**REQUIRED WORK:** Copy the stretch from the line containing "Point <box>128 631 150 645</box>" through the line containing "Point <box>115 615 138 630</box>", substituting "Marker" for every "Point" and leaving everything else unchanged.

**EXERCISE MATERIAL:**
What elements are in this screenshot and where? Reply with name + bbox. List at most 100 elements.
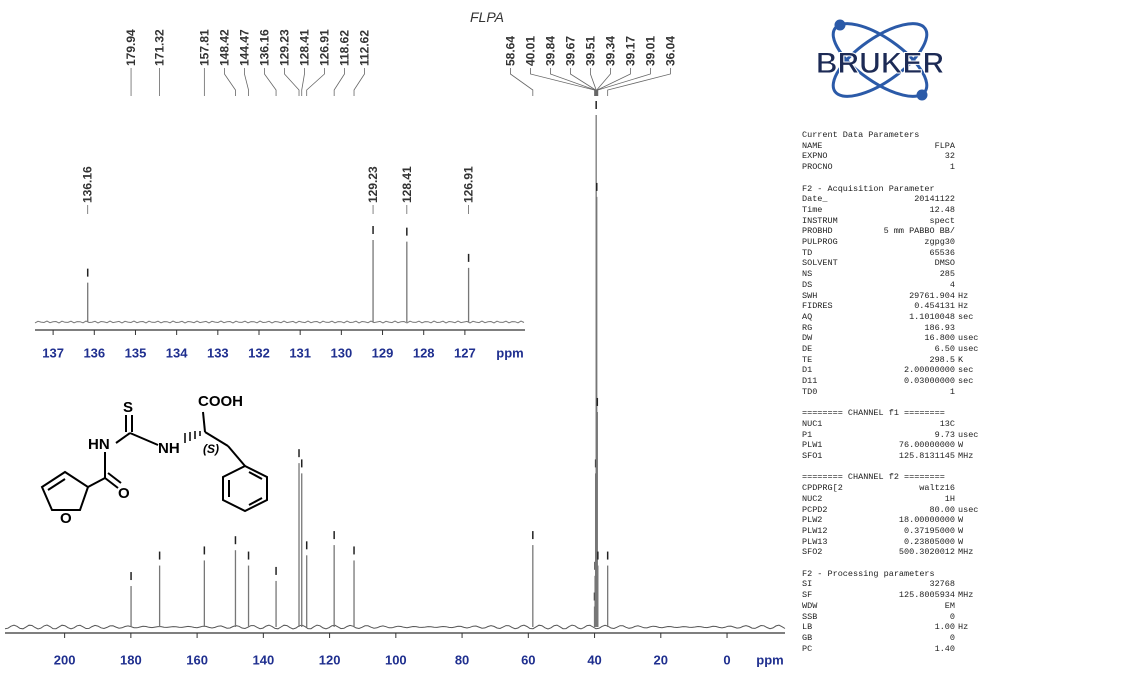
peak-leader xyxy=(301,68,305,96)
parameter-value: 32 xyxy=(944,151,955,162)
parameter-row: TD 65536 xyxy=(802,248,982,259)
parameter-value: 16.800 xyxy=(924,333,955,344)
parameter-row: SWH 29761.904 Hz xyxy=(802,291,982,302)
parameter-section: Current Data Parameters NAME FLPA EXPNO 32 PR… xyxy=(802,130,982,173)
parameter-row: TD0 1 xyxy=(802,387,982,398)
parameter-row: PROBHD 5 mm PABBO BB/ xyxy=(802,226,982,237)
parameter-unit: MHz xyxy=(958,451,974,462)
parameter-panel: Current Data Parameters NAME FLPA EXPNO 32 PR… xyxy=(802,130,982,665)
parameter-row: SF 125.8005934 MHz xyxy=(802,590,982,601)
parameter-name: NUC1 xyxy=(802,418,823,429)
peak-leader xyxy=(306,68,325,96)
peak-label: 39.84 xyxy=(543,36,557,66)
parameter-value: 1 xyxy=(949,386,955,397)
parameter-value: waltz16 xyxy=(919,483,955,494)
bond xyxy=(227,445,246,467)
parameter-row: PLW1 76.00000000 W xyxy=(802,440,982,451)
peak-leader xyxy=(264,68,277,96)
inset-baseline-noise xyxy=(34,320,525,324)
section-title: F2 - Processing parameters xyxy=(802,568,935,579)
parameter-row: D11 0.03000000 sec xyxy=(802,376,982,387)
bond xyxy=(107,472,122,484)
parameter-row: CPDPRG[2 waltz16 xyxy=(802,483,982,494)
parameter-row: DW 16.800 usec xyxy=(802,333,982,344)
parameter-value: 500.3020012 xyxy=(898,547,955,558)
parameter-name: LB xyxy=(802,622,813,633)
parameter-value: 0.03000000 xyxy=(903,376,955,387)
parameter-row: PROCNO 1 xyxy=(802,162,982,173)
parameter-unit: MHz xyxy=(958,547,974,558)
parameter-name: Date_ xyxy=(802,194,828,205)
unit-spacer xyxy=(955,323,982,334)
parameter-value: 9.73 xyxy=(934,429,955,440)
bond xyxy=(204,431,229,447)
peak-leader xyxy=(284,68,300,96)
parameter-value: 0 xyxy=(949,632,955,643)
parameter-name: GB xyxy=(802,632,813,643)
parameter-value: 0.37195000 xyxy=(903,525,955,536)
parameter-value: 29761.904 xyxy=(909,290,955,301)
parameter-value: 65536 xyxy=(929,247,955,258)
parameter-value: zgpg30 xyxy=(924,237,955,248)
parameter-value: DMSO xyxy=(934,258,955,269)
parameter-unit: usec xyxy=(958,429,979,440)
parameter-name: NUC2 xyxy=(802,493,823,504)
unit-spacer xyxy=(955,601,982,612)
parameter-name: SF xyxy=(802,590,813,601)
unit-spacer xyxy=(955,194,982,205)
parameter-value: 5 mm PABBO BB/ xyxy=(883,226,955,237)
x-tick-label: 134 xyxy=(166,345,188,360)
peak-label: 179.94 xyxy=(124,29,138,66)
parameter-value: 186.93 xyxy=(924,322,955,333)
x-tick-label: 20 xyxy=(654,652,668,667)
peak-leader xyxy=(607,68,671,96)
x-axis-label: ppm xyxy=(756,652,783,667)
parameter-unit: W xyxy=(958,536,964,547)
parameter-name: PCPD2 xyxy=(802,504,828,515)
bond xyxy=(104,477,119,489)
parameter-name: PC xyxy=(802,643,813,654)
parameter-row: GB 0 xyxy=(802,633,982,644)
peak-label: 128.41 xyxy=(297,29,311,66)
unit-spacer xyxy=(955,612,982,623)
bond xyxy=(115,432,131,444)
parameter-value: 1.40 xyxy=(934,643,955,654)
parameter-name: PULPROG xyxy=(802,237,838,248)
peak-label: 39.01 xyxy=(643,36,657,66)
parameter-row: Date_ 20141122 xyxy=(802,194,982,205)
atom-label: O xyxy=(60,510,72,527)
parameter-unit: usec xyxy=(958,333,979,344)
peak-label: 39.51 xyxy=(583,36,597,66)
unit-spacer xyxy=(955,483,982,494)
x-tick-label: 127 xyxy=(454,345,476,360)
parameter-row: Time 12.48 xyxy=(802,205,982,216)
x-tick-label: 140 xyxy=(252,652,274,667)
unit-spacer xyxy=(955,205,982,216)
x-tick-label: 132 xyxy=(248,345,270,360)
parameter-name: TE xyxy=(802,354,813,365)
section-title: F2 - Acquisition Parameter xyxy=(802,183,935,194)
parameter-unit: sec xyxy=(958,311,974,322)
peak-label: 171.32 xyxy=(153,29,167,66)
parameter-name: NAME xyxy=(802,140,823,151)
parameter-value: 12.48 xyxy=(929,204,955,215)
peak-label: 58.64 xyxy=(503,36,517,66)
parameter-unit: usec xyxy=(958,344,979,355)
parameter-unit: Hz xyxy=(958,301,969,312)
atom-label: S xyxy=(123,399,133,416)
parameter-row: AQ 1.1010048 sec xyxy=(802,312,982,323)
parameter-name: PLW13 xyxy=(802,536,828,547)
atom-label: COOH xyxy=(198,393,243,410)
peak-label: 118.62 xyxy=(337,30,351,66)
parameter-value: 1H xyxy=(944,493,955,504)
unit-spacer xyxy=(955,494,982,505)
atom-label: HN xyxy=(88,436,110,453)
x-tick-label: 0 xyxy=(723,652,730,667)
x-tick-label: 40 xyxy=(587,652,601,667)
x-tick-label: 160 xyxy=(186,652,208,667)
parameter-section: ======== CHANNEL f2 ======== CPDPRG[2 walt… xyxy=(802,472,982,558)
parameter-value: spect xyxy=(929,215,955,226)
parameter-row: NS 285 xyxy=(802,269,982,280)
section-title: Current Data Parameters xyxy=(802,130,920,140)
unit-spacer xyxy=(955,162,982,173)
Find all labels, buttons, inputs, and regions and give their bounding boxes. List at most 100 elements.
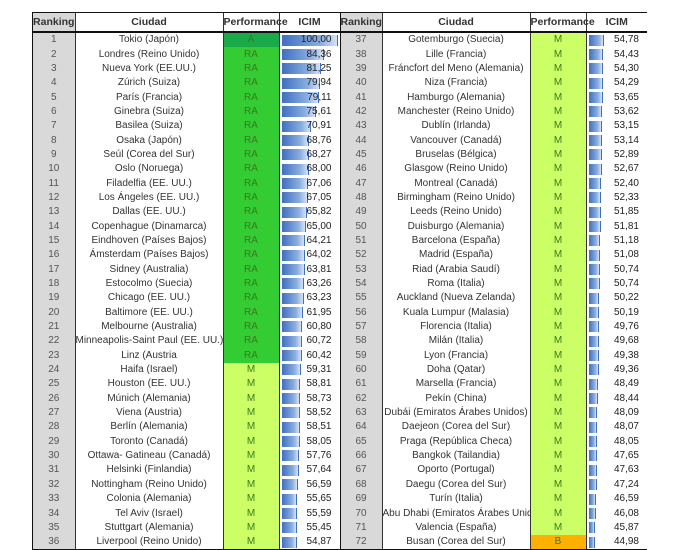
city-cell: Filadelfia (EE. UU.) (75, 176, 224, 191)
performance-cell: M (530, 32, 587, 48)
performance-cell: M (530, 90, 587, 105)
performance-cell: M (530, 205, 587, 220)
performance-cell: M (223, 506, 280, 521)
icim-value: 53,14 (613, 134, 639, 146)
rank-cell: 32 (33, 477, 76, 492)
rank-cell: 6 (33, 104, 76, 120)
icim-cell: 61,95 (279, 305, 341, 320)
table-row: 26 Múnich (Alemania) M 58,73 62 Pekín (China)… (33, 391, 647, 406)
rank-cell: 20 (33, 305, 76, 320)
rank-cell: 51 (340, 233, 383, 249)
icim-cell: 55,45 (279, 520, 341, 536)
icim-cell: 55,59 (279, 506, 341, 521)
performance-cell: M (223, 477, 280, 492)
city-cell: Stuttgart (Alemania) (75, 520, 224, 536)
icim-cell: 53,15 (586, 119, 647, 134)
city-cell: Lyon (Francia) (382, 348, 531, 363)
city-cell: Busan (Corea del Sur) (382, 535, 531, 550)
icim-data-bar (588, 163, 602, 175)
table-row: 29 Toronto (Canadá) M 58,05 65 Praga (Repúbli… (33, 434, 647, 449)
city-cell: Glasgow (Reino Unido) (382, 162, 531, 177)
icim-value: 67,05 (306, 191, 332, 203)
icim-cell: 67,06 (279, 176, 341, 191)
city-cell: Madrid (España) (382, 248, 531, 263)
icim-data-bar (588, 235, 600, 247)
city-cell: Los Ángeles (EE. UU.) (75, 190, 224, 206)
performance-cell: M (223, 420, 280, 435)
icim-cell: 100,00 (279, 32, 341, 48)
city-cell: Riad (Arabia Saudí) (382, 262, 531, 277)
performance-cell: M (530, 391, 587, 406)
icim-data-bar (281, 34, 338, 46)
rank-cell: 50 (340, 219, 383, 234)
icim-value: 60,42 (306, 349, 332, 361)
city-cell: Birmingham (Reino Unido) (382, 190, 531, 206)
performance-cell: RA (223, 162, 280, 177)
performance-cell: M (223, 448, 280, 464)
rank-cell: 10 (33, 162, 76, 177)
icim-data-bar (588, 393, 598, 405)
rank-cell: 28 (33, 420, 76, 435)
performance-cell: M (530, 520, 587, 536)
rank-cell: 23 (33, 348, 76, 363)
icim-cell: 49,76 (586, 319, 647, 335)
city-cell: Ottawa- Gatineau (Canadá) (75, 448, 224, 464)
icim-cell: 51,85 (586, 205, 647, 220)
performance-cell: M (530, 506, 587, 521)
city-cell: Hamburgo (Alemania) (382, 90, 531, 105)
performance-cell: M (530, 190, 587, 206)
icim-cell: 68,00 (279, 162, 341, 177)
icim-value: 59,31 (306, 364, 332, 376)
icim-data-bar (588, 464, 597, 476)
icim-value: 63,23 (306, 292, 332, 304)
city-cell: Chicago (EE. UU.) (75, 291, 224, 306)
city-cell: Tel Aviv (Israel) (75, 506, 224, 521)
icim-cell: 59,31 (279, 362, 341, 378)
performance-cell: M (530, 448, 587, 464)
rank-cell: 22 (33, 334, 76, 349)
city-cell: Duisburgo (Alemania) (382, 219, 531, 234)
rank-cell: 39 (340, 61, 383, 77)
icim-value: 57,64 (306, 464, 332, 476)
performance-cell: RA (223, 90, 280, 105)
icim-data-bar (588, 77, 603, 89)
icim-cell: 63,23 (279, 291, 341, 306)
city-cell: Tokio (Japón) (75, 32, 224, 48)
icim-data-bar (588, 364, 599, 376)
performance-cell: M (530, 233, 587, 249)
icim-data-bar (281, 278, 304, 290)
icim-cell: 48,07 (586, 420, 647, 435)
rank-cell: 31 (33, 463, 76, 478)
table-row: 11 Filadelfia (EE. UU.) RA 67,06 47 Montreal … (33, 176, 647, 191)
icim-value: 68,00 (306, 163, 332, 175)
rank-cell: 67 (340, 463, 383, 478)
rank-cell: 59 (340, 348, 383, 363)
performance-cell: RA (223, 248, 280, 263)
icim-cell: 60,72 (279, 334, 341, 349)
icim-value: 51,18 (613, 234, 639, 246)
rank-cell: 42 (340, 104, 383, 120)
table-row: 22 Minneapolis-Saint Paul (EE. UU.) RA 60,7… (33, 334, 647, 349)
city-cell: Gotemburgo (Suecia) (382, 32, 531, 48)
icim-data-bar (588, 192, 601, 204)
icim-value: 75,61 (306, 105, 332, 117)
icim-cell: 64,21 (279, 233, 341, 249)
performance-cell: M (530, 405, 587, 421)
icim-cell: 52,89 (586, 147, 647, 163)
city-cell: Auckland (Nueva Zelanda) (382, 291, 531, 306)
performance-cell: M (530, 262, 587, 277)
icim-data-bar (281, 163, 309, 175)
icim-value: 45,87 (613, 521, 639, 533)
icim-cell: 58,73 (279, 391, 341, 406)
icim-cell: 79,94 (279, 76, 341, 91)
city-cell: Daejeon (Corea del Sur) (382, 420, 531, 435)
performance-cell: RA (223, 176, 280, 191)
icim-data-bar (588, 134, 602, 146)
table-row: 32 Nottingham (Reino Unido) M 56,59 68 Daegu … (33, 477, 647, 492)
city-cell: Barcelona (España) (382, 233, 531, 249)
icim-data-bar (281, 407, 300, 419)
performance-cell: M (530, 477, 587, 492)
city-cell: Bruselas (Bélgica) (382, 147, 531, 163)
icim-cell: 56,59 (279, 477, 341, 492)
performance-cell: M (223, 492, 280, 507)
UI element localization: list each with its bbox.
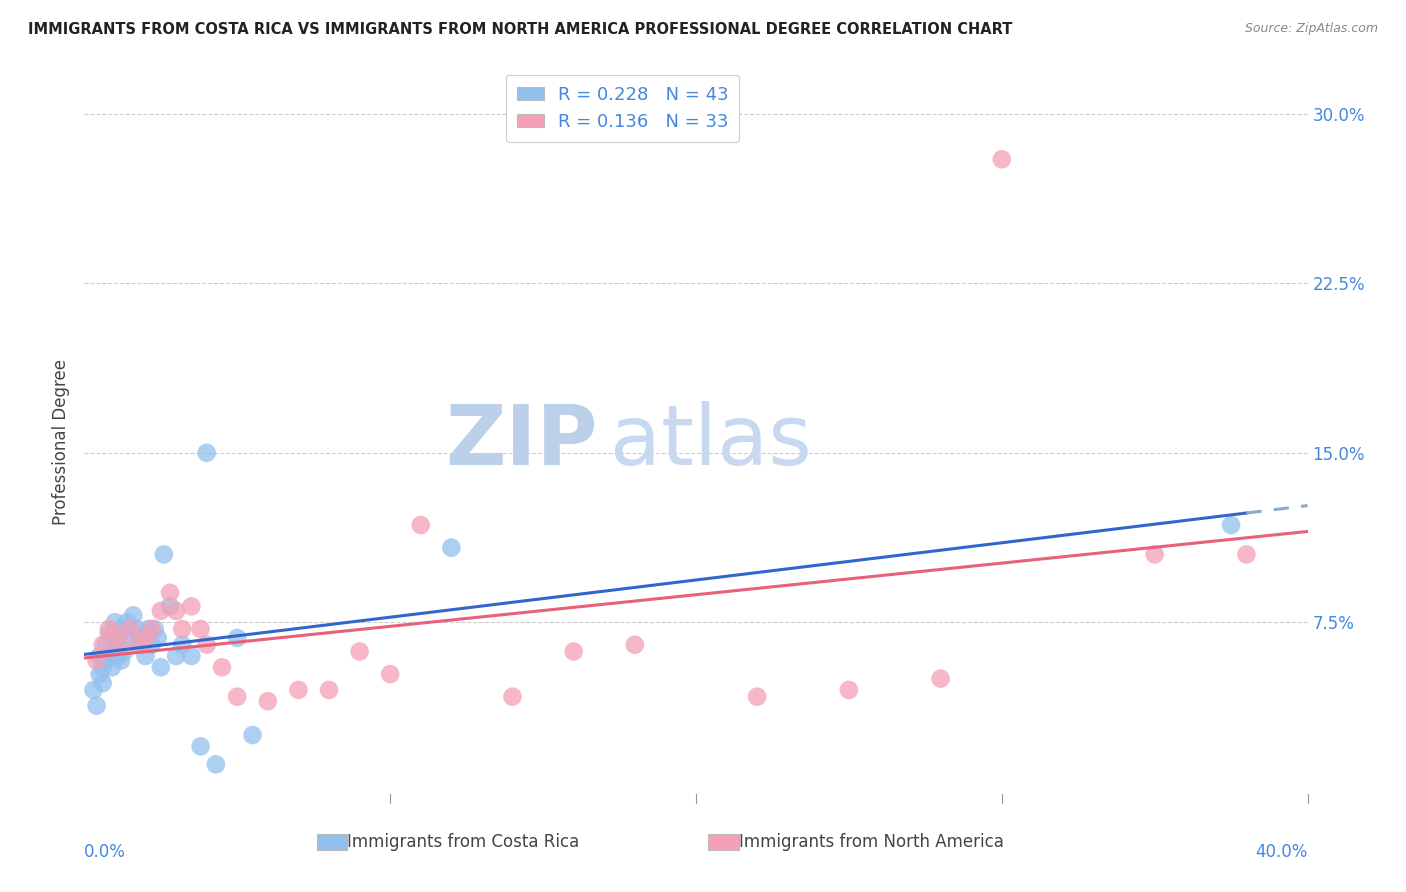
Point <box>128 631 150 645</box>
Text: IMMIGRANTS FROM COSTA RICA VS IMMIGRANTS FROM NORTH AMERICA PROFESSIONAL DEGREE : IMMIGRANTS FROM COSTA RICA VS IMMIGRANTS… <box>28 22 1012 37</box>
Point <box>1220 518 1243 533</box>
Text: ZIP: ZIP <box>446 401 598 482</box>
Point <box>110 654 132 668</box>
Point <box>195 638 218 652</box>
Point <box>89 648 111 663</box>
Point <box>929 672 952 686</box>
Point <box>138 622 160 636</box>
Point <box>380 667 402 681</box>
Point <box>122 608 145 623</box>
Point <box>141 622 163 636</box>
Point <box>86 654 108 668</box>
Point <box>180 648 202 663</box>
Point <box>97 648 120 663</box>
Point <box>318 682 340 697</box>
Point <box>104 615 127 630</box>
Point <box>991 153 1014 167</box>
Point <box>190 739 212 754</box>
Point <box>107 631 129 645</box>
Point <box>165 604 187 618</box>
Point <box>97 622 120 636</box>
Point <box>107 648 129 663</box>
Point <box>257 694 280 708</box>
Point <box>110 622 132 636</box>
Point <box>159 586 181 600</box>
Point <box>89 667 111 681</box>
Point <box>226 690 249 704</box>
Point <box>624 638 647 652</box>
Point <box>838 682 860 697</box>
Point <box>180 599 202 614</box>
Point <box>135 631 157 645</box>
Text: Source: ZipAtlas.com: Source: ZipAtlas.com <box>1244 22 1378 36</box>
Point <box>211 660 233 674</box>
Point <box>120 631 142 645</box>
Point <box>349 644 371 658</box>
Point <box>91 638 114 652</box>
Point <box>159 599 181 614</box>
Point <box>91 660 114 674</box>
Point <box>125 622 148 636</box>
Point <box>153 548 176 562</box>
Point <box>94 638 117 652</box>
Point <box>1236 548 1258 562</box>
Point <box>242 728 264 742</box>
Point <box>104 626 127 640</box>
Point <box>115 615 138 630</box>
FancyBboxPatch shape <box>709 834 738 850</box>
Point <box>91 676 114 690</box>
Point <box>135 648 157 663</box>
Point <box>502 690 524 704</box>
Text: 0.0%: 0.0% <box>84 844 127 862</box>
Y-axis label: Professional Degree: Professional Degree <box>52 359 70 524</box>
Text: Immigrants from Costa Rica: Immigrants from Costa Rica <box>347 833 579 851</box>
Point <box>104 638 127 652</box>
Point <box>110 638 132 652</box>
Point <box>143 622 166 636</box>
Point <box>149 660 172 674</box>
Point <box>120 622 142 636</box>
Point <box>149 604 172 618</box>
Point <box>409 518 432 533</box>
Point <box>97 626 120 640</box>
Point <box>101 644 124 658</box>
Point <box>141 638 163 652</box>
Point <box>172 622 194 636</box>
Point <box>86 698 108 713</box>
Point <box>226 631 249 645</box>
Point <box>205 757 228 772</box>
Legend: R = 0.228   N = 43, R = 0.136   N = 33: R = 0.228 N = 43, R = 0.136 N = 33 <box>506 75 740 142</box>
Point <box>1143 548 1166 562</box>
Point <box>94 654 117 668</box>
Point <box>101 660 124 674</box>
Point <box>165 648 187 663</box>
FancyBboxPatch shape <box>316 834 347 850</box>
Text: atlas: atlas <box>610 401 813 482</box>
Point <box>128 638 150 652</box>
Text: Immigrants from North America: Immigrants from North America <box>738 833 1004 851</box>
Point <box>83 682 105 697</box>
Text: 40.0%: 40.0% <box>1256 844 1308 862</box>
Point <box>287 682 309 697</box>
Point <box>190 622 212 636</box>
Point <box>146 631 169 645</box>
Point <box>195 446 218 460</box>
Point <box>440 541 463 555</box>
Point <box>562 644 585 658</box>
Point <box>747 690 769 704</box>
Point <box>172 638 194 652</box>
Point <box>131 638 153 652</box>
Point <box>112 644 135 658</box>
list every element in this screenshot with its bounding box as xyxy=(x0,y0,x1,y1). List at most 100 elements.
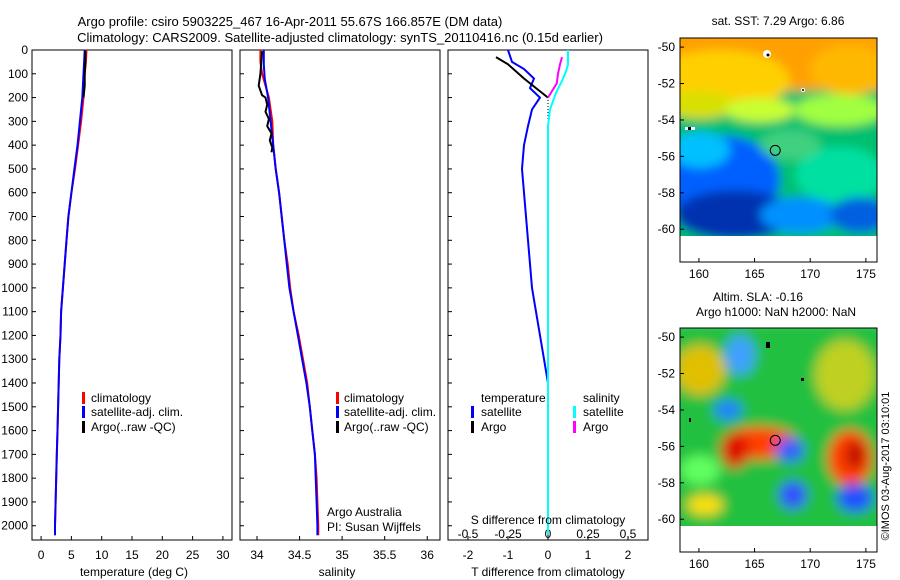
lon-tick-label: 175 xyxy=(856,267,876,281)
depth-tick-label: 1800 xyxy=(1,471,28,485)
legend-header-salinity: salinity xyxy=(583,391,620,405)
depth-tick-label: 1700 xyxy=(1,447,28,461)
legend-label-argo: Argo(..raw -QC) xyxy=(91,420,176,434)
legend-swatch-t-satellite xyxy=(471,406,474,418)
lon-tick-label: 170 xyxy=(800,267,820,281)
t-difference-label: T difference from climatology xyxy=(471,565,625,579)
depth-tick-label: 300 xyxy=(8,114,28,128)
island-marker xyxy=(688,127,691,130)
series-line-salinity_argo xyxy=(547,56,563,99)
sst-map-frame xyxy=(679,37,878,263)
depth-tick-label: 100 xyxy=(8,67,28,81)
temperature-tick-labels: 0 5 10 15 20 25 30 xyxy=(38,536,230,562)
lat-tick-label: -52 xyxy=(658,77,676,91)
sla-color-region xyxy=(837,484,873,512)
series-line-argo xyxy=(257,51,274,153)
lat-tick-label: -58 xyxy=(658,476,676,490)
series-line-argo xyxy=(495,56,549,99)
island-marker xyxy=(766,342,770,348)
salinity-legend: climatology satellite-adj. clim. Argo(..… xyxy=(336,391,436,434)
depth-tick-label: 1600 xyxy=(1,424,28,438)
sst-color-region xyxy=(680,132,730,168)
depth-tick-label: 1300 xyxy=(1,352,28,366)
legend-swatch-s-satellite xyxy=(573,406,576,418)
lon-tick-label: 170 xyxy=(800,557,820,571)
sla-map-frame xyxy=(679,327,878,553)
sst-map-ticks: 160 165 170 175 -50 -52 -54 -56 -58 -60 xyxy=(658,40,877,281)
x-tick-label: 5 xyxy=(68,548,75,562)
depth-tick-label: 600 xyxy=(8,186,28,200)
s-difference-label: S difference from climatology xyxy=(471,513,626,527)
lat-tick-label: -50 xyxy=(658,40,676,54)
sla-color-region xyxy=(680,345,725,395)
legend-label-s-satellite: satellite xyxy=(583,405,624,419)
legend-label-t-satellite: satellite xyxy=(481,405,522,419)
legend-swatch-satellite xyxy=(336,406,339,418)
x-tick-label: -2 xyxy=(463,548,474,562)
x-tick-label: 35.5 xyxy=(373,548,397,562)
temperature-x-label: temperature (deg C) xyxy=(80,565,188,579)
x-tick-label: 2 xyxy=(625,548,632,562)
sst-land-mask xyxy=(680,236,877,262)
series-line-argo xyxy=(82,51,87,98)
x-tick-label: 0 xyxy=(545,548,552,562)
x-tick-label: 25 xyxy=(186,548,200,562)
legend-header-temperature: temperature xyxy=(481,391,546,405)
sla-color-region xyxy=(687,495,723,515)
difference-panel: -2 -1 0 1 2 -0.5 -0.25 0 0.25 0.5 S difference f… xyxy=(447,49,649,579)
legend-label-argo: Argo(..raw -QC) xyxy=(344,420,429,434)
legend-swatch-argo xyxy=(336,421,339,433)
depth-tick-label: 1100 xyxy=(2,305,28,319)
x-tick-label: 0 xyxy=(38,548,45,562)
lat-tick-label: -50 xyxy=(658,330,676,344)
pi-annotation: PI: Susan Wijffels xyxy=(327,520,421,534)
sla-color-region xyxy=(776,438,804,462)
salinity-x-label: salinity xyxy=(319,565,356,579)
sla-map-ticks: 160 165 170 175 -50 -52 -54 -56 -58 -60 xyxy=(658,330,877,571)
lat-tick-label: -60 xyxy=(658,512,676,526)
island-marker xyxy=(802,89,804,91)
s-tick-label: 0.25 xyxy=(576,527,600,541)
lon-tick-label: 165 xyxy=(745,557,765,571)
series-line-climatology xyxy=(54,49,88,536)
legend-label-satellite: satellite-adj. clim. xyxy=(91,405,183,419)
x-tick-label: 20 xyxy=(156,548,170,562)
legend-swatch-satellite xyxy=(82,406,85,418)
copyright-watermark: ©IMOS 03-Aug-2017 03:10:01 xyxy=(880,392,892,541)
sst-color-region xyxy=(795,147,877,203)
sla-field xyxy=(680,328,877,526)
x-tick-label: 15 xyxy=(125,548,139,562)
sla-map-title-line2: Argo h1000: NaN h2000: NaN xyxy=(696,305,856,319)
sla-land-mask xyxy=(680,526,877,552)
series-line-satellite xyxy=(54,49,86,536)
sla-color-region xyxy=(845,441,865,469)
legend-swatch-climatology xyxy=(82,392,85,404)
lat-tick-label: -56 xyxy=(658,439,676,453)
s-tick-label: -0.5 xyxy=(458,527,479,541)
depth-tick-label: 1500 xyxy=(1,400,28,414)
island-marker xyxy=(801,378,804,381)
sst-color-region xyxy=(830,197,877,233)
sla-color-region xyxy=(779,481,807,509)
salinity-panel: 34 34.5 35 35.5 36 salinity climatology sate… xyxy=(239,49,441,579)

**EXERCISE OUTPUT:**
Marker <box>128 631 150 645</box>
Text: IMMIGRANTS FROM COSTA RICA VS IMMIGRANTS FROM NORTH AMERICA PROFESSIONAL DEGREE : IMMIGRANTS FROM COSTA RICA VS IMMIGRANTS… <box>28 22 1012 37</box>
Marker <box>1220 518 1243 533</box>
Text: ZIP: ZIP <box>446 401 598 482</box>
Marker <box>110 654 132 668</box>
Marker <box>195 638 218 652</box>
Marker <box>89 648 111 663</box>
Marker <box>929 672 952 686</box>
Marker <box>138 622 160 636</box>
Marker <box>380 667 402 681</box>
Marker <box>122 608 145 623</box>
Marker <box>141 622 163 636</box>
Marker <box>86 654 108 668</box>
Marker <box>180 648 202 663</box>
Marker <box>97 648 120 663</box>
Marker <box>318 682 340 697</box>
Marker <box>104 615 127 630</box>
Marker <box>991 153 1014 167</box>
Marker <box>190 739 212 754</box>
Marker <box>107 631 129 645</box>
Marker <box>165 604 187 618</box>
Marker <box>97 622 120 636</box>
Marker <box>107 648 129 663</box>
Marker <box>257 694 280 708</box>
Marker <box>110 622 132 636</box>
Marker <box>159 586 181 600</box>
Marker <box>89 667 111 681</box>
Marker <box>226 690 249 704</box>
Marker <box>624 638 647 652</box>
Marker <box>838 682 860 697</box>
Marker <box>180 599 202 614</box>
Marker <box>135 631 157 645</box>
Text: Source: ZipAtlas.com: Source: ZipAtlas.com <box>1244 22 1378 36</box>
Marker <box>211 660 233 674</box>
Marker <box>120 631 142 645</box>
Marker <box>349 644 371 658</box>
Marker <box>91 638 114 652</box>
Marker <box>159 599 181 614</box>
Marker <box>91 660 114 674</box>
Marker <box>125 622 148 636</box>
Marker <box>153 548 176 562</box>
Marker <box>94 638 117 652</box>
Marker <box>1236 548 1258 562</box>
Marker <box>242 728 264 742</box>
Marker <box>104 626 127 640</box>
Marker <box>115 615 138 630</box>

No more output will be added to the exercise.